Stored data:
START

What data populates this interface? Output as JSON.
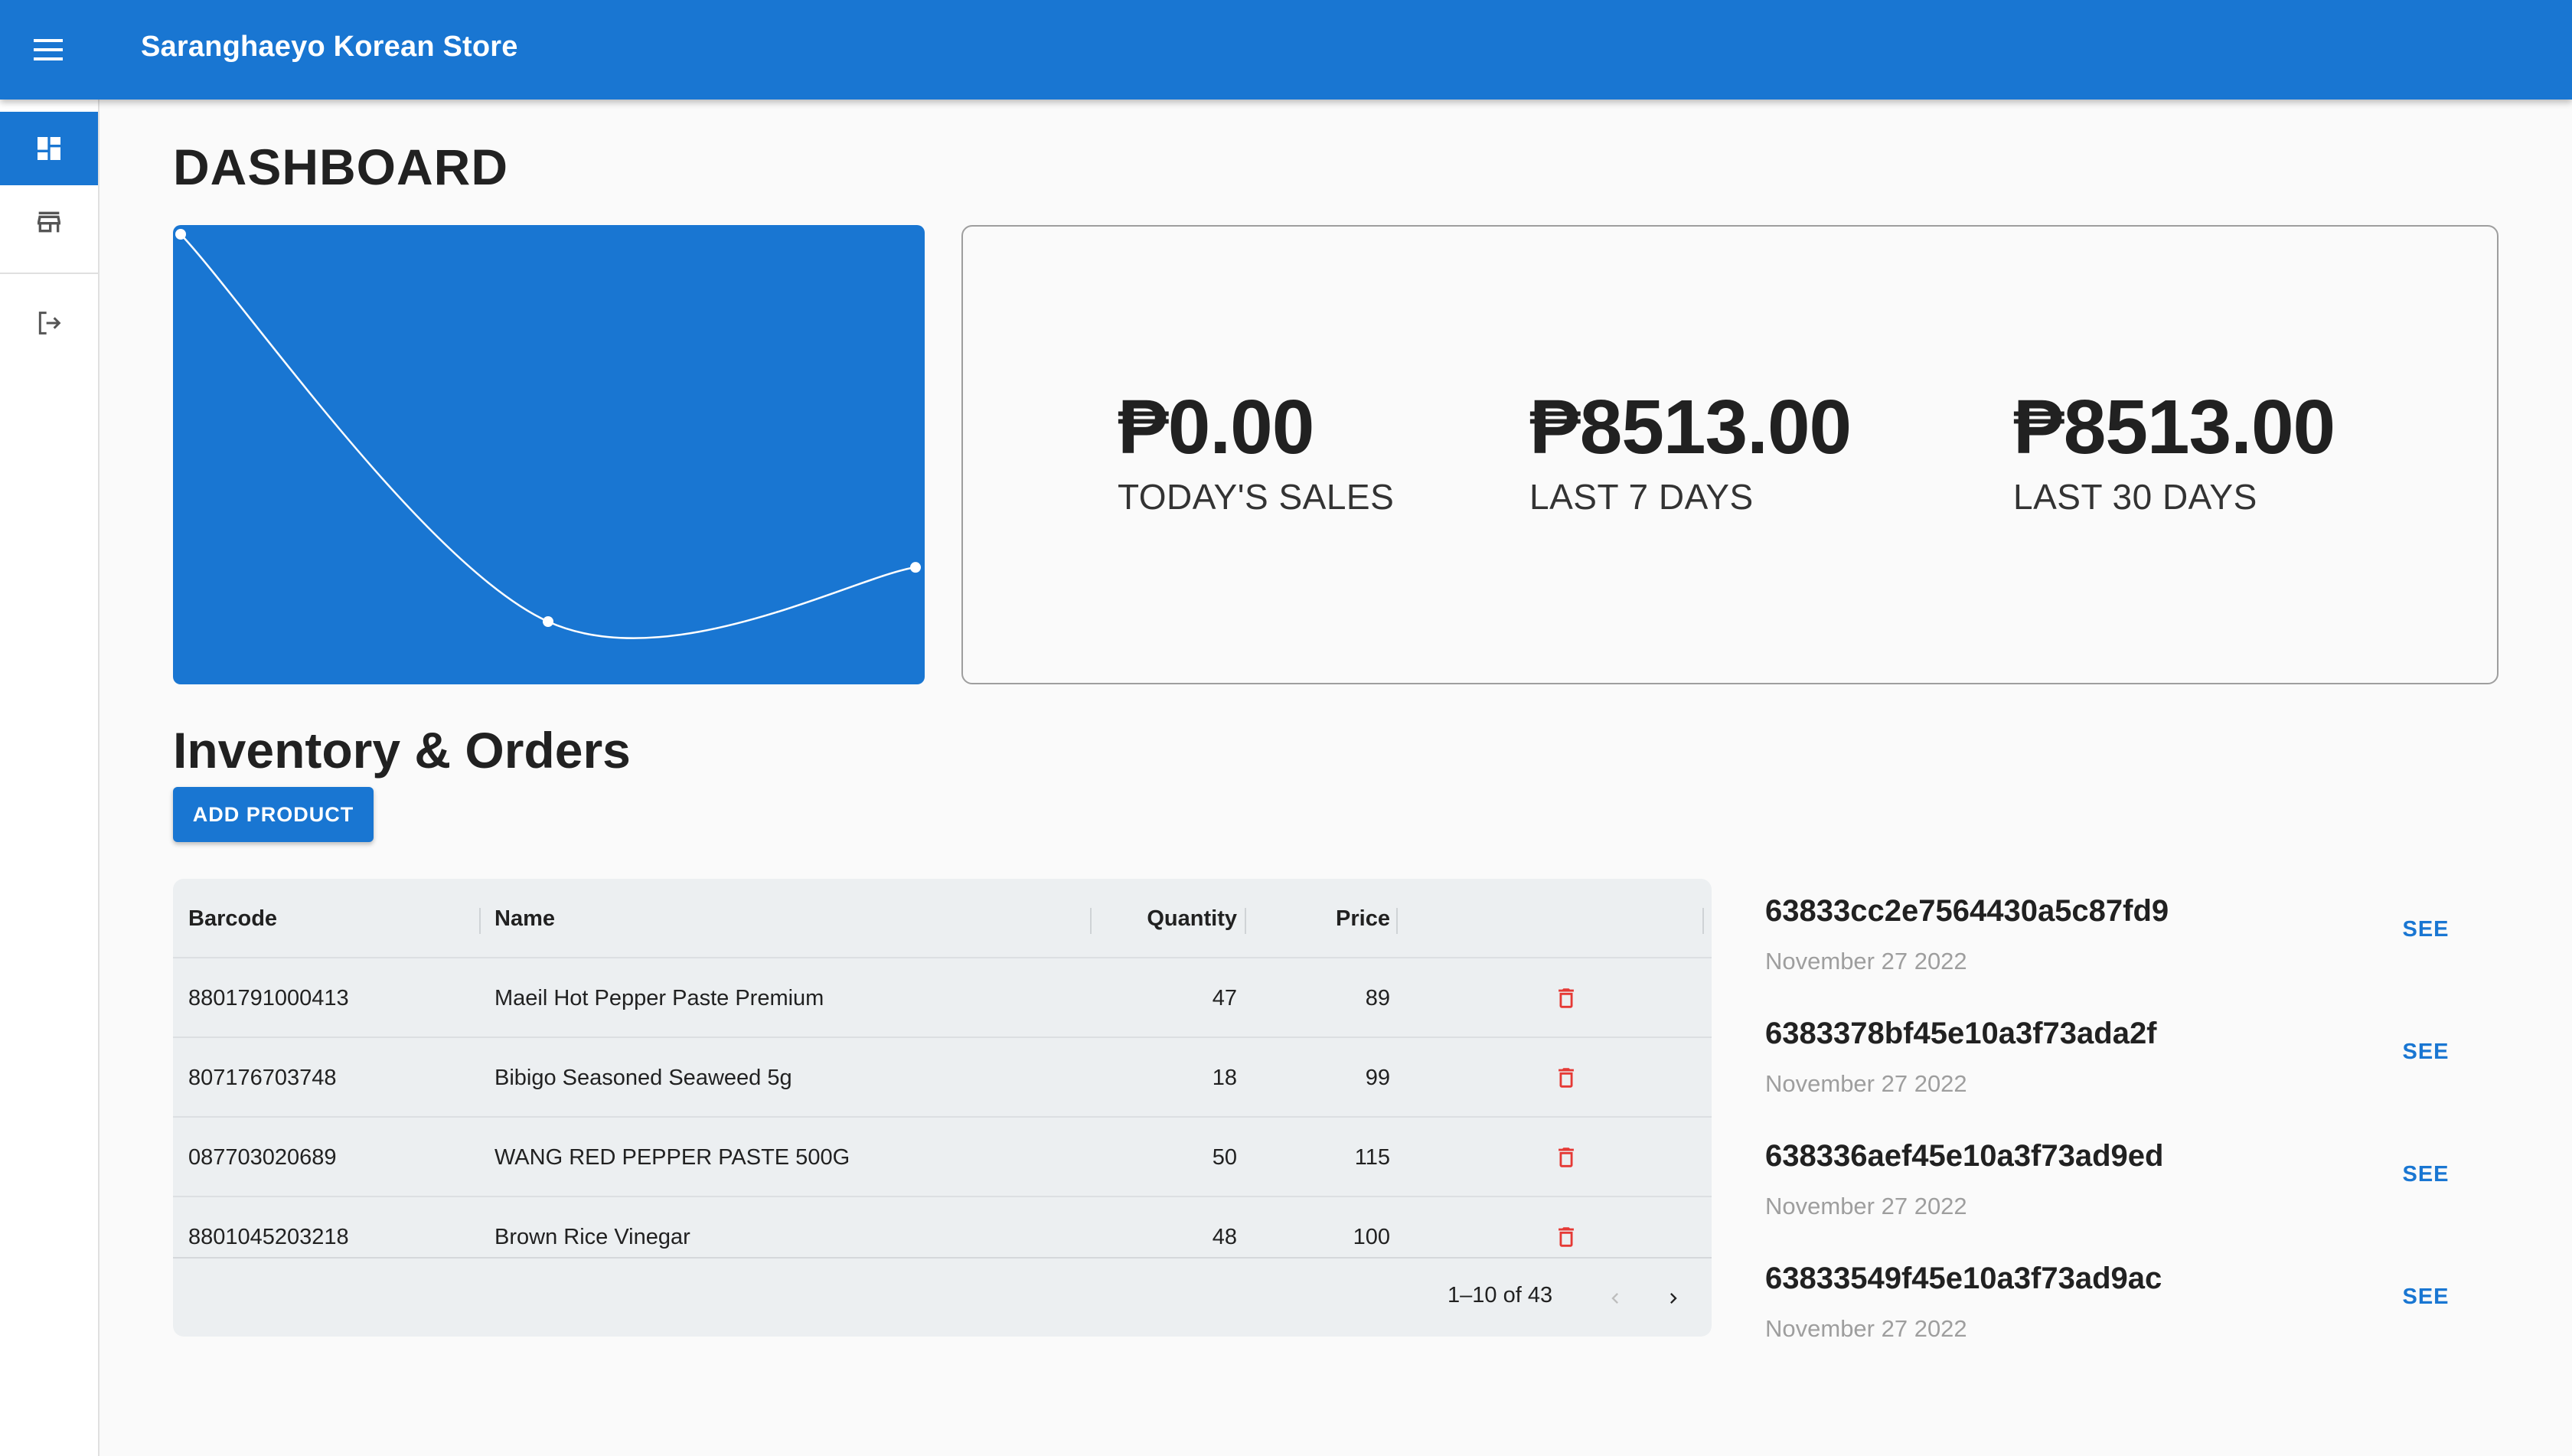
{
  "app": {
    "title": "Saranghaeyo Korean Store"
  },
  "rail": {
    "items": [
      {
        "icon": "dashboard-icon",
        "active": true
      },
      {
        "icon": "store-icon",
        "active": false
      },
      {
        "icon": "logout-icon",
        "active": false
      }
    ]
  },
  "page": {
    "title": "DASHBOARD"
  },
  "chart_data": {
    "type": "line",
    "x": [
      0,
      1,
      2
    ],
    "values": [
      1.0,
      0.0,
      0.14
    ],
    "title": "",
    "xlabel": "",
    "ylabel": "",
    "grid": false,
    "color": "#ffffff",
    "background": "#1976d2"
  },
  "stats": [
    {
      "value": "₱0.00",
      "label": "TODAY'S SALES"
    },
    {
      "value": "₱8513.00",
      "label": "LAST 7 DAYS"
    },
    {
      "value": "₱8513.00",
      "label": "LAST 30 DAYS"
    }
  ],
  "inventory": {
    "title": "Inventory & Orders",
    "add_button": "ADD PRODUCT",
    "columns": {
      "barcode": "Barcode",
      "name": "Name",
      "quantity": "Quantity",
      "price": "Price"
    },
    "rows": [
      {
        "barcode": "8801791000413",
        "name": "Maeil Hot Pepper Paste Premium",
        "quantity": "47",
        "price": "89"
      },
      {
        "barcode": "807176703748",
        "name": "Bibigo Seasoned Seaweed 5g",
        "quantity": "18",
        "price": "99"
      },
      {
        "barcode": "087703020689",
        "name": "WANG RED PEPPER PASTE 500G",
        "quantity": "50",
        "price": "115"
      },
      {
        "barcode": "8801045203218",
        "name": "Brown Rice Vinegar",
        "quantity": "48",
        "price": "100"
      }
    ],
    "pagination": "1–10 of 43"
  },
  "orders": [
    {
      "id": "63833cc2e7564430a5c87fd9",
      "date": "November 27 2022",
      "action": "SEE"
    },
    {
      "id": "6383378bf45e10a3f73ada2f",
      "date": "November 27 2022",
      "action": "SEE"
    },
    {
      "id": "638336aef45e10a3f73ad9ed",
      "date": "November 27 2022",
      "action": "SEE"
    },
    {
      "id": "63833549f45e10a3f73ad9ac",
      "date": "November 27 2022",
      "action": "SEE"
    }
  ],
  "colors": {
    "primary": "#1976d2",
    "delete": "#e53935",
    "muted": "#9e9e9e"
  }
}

END

Reproduce each entry verbatim, excluding any embedded images.

* **WRITTEN ANSWER**:
What data populates this interface? Output as JSON.
{
  "app": {
    "title": "Saranghaeyo Korean Store"
  },
  "rail": {
    "items": [
      {
        "icon": "dashboard-icon",
        "active": true
      },
      {
        "icon": "store-icon",
        "active": false
      },
      {
        "icon": "logout-icon",
        "active": false
      }
    ]
  },
  "page": {
    "title": "DASHBOARD"
  },
  "chart_data": {
    "type": "line",
    "x": [
      0,
      1,
      2
    ],
    "values": [
      1.0,
      0.0,
      0.14
    ],
    "title": "",
    "xlabel": "",
    "ylabel": "",
    "grid": false,
    "color": "#ffffff",
    "background": "#1976d2"
  },
  "stats": [
    {
      "value": "₱0.00",
      "label": "TODAY'S SALES"
    },
    {
      "value": "₱8513.00",
      "label": "LAST 7 DAYS"
    },
    {
      "value": "₱8513.00",
      "label": "LAST 30 DAYS"
    }
  ],
  "inventory": {
    "title": "Inventory & Orders",
    "add_button": "ADD PRODUCT",
    "columns": {
      "barcode": "Barcode",
      "name": "Name",
      "quantity": "Quantity",
      "price": "Price"
    },
    "rows": [
      {
        "barcode": "8801791000413",
        "name": "Maeil Hot Pepper Paste Premium",
        "quantity": "47",
        "price": "89"
      },
      {
        "barcode": "807176703748",
        "name": "Bibigo Seasoned Seaweed 5g",
        "quantity": "18",
        "price": "99"
      },
      {
        "barcode": "087703020689",
        "name": "WANG RED PEPPER PASTE 500G",
        "quantity": "50",
        "price": "115"
      },
      {
        "barcode": "8801045203218",
        "name": "Brown Rice Vinegar",
        "quantity": "48",
        "price": "100"
      }
    ],
    "pagination": "1–10 of 43"
  },
  "orders": [
    {
      "id": "63833cc2e7564430a5c87fd9",
      "date": "November 27 2022",
      "action": "SEE"
    },
    {
      "id": "6383378bf45e10a3f73ada2f",
      "date": "November 27 2022",
      "action": "SEE"
    },
    {
      "id": "638336aef45e10a3f73ad9ed",
      "date": "November 27 2022",
      "action": "SEE"
    },
    {
      "id": "63833549f45e10a3f73ad9ac",
      "date": "November 27 2022",
      "action": "SEE"
    }
  ],
  "colors": {
    "primary": "#1976d2",
    "delete": "#e53935",
    "muted": "#9e9e9e"
  }
}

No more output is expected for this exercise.